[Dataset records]
****************************************

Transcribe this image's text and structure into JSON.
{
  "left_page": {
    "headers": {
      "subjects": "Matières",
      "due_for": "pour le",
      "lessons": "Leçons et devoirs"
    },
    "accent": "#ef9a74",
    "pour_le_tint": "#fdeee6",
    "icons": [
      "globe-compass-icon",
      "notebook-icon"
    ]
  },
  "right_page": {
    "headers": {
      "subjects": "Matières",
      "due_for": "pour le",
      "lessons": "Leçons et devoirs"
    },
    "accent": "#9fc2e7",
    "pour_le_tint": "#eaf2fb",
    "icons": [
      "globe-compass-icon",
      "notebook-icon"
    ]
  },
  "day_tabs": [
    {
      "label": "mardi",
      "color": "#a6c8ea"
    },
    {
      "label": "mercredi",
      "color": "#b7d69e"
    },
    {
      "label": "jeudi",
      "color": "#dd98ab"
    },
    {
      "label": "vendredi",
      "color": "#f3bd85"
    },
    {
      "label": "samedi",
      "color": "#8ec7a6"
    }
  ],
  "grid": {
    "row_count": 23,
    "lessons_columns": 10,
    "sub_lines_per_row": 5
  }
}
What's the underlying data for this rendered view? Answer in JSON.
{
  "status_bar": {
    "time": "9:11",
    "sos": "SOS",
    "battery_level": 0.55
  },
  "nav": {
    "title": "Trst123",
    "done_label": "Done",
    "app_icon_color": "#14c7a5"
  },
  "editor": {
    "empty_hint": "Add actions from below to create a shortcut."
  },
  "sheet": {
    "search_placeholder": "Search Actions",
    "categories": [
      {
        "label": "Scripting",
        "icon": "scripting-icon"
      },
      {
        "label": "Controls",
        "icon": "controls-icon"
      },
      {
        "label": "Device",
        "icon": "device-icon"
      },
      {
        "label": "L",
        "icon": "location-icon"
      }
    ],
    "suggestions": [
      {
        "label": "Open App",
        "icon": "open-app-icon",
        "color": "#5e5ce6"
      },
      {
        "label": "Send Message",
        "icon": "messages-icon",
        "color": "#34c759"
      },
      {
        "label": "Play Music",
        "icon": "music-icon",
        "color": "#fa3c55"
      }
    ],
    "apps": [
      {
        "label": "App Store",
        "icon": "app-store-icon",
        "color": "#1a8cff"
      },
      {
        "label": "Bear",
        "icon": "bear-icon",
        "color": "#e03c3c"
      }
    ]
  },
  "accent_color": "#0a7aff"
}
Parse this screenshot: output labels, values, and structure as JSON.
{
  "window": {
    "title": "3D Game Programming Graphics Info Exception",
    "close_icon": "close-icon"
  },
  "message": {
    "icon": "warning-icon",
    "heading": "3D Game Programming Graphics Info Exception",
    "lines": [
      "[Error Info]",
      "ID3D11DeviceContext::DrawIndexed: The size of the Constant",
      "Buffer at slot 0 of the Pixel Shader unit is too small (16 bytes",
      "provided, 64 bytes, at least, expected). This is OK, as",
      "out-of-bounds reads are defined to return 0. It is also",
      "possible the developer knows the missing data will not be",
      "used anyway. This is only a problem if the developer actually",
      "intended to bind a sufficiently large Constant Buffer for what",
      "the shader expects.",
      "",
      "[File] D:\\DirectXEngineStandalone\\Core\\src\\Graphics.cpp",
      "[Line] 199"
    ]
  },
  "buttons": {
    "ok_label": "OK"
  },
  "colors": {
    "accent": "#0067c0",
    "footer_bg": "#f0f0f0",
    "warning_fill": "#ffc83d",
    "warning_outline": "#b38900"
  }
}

****************************************

◆ **DESCRIPTION OF THE TASK**:
Compute the number of lines above that contain the string "Programming". Reply with that value only.

◆ **RESULT FOR THIS EXERCISE**:
2